== Data

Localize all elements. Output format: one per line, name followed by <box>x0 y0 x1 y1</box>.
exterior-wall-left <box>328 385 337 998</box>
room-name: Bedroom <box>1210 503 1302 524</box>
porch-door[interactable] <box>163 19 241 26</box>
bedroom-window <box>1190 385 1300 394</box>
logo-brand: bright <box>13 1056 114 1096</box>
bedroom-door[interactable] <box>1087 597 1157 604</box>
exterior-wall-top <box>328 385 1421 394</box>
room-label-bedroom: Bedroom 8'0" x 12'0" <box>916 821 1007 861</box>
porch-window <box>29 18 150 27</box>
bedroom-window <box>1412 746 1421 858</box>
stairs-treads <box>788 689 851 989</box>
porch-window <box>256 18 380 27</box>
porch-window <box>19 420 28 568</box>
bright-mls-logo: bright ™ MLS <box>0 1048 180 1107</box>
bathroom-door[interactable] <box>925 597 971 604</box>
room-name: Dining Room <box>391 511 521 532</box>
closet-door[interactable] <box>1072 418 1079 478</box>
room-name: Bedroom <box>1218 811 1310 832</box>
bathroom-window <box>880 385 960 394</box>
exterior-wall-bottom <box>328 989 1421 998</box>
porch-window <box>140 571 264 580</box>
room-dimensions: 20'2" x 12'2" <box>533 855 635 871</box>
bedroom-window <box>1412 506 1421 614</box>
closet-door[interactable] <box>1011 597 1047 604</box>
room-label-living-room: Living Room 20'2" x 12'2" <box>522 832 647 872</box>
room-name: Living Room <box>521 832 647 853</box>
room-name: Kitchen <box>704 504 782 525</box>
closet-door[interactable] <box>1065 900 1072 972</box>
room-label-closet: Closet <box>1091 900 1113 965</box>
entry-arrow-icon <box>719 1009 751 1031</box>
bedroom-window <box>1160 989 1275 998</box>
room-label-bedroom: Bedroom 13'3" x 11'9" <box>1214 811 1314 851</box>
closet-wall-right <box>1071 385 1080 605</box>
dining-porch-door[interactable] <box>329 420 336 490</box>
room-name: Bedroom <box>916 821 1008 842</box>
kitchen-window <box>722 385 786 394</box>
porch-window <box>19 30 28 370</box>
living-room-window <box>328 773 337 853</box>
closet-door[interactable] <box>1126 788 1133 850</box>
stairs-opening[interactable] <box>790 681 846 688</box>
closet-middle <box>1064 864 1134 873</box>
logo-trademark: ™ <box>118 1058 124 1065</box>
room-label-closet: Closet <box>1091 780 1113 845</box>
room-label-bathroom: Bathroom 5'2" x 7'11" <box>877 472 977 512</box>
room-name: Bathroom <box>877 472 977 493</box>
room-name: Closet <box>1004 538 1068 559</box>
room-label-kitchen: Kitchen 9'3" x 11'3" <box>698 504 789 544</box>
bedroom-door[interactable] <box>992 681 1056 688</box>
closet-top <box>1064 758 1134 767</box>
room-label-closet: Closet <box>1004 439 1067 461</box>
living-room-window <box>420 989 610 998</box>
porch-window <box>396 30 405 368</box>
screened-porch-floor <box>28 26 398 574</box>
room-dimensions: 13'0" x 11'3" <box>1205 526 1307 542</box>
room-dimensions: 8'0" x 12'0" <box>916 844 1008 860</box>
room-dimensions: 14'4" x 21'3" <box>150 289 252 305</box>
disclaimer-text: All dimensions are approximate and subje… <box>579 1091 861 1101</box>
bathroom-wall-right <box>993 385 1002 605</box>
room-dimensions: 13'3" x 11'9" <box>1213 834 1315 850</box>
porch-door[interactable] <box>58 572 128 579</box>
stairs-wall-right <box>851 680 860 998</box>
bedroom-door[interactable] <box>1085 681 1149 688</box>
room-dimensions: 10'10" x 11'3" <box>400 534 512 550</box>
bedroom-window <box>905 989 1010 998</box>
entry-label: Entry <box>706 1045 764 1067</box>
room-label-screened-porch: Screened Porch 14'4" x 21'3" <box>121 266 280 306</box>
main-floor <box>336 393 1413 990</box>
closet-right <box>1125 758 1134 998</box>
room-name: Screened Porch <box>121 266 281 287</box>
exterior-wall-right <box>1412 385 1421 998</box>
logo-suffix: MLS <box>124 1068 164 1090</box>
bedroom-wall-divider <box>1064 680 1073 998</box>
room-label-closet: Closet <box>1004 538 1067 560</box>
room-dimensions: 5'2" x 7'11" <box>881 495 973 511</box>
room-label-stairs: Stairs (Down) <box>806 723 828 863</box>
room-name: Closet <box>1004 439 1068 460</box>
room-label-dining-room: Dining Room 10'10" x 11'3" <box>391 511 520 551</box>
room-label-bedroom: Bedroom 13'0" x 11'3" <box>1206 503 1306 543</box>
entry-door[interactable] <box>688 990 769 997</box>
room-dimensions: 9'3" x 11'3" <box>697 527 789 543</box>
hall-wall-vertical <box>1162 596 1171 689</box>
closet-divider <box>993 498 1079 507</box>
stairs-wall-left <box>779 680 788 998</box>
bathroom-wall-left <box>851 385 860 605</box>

====

**Work to do:** Copy all of the material above word for word, line by line.

**The solution:**
Localize all elements. Output format: one per line, name followed by <box>x0 y0 x1 y1</box>.
exterior-wall-left <box>328 385 337 998</box>
room-name: Bedroom <box>1210 503 1302 524</box>
porch-door[interactable] <box>163 19 241 26</box>
bedroom-window <box>1190 385 1300 394</box>
logo-brand: bright <box>13 1056 114 1096</box>
bedroom-door[interactable] <box>1087 597 1157 604</box>
exterior-wall-top <box>328 385 1421 394</box>
room-label-bedroom: Bedroom 8'0" x 12'0" <box>916 821 1007 861</box>
porch-window <box>29 18 150 27</box>
bedroom-window <box>1412 746 1421 858</box>
stairs-treads <box>788 689 851 989</box>
porch-window <box>256 18 380 27</box>
porch-window <box>19 420 28 568</box>
bright-mls-logo: bright ™ MLS <box>0 1048 180 1107</box>
bathroom-door[interactable] <box>925 597 971 604</box>
room-name: Dining Room <box>391 511 521 532</box>
closet-door[interactable] <box>1072 418 1079 478</box>
room-name: Bedroom <box>1218 811 1310 832</box>
bathroom-window <box>880 385 960 394</box>
exterior-wall-bottom <box>328 989 1421 998</box>
porch-window <box>140 571 264 580</box>
room-dimensions: 20'2" x 12'2" <box>533 855 635 871</box>
bedroom-window <box>1412 506 1421 614</box>
closet-door[interactable] <box>1011 597 1047 604</box>
room-label-living-room: Living Room 20'2" x 12'2" <box>522 832 647 872</box>
room-name: Living Room <box>521 832 647 853</box>
room-name: Kitchen <box>704 504 782 525</box>
closet-door[interactable] <box>1065 900 1072 972</box>
room-label-closet: Closet <box>1091 900 1113 965</box>
entry-arrow-icon <box>719 1009 751 1031</box>
bedroom-window <box>1160 989 1275 998</box>
room-label-bedroom: Bedroom 13'3" x 11'9" <box>1214 811 1314 851</box>
closet-wall-right <box>1071 385 1080 605</box>
dining-porch-door[interactable] <box>329 420 336 490</box>
room-name: Bedroom <box>916 821 1008 842</box>
kitchen-window <box>722 385 786 394</box>
porch-window <box>19 30 28 370</box>
living-room-window <box>328 773 337 853</box>
closet-door[interactable] <box>1126 788 1133 850</box>
stairs-opening[interactable] <box>790 681 846 688</box>
closet-middle <box>1064 864 1134 873</box>
logo-trademark: ™ <box>118 1058 124 1065</box>
room-label-closet: Closet <box>1091 780 1113 845</box>
room-label-bathroom: Bathroom 5'2" x 7'11" <box>877 472 977 512</box>
room-name: Bathroom <box>877 472 977 493</box>
room-name: Closet <box>1004 538 1068 559</box>
room-label-kitchen: Kitchen 9'3" x 11'3" <box>698 504 789 544</box>
bedroom-door[interactable] <box>992 681 1056 688</box>
closet-top <box>1064 758 1134 767</box>
room-label-closet: Closet <box>1004 439 1067 461</box>
living-room-window <box>420 989 610 998</box>
porch-window <box>396 30 405 368</box>
screened-porch-floor <box>28 26 398 574</box>
room-dimensions: 13'0" x 11'3" <box>1205 526 1307 542</box>
room-dimensions: 8'0" x 12'0" <box>916 844 1008 860</box>
room-dimensions: 14'4" x 21'3" <box>150 289 252 305</box>
disclaimer-text: All dimensions are approximate and subje… <box>579 1091 861 1101</box>
bathroom-wall-right <box>993 385 1002 605</box>
room-dimensions: 13'3" x 11'9" <box>1213 834 1315 850</box>
porch-door[interactable] <box>58 572 128 579</box>
stairs-wall-right <box>851 680 860 998</box>
bedroom-door[interactable] <box>1085 681 1149 688</box>
room-dimensions: 10'10" x 11'3" <box>400 534 512 550</box>
bedroom-window <box>905 989 1010 998</box>
entry-label: Entry <box>706 1045 764 1067</box>
room-label-screened-porch: Screened Porch 14'4" x 21'3" <box>121 266 280 306</box>
main-floor <box>336 393 1413 990</box>
closet-right <box>1125 758 1134 998</box>
room-name: Screened Porch <box>121 266 281 287</box>
exterior-wall-right <box>1412 385 1421 998</box>
logo-suffix: MLS <box>124 1068 164 1090</box>
bedroom-wall-divider <box>1064 680 1073 998</box>
room-label-closet: Closet <box>1004 538 1067 560</box>
room-dimensions: 5'2" x 7'11" <box>881 495 973 511</box>
room-label-stairs: Stairs (Down) <box>806 723 828 863</box>
room-name: Closet <box>1004 439 1068 460</box>
room-label-dining-room: Dining Room 10'10" x 11'3" <box>391 511 520 551</box>
room-label-bedroom: Bedroom 13'0" x 11'3" <box>1206 503 1306 543</box>
entry-door[interactable] <box>688 990 769 997</box>
room-dimensions: 9'3" x 11'3" <box>697 527 789 543</box>
hall-wall-vertical <box>1162 596 1171 689</box>
closet-divider <box>993 498 1079 507</box>
stairs-wall-left <box>779 680 788 998</box>
bathroom-wall-left <box>851 385 860 605</box>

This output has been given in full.